■ Given request: Filter the records below and copy each line that contains the string "view". The match is case-sensitive.

begin Input for this task

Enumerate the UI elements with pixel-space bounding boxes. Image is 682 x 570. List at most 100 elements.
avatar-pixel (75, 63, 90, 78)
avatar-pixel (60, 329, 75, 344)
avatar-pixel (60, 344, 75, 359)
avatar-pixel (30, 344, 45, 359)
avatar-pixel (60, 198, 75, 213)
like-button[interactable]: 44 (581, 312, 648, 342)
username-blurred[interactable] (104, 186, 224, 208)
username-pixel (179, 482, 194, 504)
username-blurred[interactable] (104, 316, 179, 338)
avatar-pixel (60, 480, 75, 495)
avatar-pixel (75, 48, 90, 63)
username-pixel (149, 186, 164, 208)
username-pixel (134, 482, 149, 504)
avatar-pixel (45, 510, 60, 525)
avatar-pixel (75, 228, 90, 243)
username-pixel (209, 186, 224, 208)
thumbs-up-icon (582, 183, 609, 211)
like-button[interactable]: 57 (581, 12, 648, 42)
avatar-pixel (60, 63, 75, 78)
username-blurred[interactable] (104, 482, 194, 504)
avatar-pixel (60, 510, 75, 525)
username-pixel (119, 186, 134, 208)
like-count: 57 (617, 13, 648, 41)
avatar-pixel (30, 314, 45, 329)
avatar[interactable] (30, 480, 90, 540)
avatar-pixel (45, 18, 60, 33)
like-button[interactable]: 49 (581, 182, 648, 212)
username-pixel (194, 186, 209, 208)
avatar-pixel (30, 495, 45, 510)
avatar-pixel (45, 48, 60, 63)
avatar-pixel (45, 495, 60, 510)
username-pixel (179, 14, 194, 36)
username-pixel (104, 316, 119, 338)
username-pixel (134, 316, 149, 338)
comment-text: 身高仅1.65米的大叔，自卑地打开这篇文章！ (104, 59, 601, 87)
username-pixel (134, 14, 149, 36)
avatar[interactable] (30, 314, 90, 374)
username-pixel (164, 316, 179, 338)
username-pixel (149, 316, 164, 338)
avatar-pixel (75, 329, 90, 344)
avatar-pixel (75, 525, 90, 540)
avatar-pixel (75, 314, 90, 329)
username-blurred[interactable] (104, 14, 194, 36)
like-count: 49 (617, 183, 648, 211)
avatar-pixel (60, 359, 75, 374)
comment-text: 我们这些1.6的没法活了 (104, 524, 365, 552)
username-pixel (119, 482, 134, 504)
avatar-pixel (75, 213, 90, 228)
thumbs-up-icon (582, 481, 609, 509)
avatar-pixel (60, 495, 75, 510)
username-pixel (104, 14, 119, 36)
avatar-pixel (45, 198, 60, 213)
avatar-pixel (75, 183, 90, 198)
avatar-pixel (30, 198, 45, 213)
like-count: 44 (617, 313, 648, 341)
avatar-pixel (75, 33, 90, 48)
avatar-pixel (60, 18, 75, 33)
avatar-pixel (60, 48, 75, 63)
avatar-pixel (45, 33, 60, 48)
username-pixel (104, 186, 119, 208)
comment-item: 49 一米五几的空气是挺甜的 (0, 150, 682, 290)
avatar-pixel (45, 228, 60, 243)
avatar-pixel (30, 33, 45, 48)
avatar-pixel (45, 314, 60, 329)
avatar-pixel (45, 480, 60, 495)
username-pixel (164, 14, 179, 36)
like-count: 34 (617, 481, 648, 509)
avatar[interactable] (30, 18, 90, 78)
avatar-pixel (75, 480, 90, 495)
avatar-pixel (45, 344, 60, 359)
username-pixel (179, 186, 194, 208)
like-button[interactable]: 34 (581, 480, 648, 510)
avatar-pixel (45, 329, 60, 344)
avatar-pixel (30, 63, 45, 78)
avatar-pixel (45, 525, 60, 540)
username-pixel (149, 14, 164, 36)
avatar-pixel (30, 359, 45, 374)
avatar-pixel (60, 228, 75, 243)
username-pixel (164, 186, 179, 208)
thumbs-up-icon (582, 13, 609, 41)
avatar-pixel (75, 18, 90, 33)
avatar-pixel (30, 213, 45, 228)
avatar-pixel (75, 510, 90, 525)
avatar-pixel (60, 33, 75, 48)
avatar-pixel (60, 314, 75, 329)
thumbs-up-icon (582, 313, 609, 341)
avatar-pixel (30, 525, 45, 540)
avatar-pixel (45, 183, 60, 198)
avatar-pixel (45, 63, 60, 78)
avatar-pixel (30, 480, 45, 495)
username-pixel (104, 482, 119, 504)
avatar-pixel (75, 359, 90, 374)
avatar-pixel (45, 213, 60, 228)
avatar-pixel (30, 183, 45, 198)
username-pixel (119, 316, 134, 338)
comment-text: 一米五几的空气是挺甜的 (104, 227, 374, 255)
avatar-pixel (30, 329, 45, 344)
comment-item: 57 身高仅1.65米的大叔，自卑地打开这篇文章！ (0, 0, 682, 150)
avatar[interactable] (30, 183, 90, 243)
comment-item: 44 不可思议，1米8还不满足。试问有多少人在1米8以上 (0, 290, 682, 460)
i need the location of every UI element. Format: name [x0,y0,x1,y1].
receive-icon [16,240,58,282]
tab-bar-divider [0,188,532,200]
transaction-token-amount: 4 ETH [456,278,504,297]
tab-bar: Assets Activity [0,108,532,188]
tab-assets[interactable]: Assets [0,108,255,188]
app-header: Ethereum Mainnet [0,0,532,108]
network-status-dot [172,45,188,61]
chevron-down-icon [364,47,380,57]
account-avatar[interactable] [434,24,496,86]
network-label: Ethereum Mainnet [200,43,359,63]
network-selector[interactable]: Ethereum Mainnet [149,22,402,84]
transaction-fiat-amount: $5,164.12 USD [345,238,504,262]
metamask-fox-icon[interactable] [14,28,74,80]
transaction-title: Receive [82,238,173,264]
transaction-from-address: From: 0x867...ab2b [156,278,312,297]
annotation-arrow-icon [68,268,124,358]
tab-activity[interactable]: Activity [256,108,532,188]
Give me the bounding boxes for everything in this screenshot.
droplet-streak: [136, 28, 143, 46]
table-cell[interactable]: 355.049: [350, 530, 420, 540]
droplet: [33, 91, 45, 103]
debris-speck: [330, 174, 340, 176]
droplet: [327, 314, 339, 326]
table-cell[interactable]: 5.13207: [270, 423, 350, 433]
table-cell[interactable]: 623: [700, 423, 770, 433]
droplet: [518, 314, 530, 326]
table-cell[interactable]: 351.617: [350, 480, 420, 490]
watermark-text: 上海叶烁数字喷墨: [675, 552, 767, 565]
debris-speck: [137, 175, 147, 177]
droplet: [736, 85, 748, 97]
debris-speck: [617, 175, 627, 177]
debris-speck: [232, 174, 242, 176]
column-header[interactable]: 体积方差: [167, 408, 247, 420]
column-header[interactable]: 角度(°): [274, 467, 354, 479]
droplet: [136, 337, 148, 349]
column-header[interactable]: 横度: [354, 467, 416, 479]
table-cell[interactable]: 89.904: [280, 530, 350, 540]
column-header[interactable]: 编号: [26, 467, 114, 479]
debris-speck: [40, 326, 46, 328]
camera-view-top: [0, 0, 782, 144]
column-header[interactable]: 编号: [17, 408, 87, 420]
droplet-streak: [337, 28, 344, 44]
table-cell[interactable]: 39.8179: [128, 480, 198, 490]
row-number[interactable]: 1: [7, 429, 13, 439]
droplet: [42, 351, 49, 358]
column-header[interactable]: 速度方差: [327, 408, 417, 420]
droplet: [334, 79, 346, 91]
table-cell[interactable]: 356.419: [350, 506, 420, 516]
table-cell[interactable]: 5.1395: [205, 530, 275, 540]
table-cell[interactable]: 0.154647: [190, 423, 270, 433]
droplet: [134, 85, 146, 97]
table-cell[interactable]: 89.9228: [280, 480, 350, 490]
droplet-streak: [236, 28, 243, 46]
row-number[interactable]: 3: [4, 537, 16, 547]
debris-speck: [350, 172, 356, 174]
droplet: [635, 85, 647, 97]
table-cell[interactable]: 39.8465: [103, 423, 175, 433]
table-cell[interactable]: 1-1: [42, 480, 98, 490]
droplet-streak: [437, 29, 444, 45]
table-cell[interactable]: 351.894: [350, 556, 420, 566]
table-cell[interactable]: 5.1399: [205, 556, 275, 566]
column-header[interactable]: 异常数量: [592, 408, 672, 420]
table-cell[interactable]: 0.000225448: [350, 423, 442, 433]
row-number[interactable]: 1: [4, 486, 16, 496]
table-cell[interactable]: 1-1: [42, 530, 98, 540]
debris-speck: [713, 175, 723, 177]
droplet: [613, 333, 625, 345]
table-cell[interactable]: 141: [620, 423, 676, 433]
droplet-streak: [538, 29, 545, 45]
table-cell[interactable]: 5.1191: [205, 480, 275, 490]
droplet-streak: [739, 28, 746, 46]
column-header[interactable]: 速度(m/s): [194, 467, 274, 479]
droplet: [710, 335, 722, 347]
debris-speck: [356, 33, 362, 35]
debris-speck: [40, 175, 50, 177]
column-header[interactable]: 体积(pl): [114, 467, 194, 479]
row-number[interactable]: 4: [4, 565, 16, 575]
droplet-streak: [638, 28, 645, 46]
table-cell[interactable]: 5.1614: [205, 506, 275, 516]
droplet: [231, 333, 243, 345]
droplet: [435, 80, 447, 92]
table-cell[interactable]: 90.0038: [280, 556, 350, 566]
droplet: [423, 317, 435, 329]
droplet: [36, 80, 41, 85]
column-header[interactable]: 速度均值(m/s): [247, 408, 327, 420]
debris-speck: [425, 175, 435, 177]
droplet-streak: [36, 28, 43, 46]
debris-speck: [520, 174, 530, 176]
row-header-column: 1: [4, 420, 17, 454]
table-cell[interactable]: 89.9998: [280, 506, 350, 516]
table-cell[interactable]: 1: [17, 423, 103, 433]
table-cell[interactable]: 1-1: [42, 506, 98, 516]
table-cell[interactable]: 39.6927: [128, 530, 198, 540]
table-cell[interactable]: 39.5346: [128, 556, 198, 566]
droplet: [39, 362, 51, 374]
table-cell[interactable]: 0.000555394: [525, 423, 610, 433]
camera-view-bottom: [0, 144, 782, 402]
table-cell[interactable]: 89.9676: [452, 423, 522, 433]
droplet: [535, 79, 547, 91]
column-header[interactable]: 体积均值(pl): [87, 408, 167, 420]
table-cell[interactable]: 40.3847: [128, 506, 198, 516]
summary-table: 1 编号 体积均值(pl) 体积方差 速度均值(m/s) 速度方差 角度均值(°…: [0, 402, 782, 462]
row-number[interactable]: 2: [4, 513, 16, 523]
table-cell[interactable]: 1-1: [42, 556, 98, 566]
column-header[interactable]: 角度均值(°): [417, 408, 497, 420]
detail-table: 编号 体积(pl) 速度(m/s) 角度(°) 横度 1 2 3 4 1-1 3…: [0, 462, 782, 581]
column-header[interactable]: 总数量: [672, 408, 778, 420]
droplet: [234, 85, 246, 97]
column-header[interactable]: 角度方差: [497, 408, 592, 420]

end Input for this task

■ Worked solution:
camera-view-top: [0, 0, 782, 144]
camera-view-bottom: [0, 144, 782, 402]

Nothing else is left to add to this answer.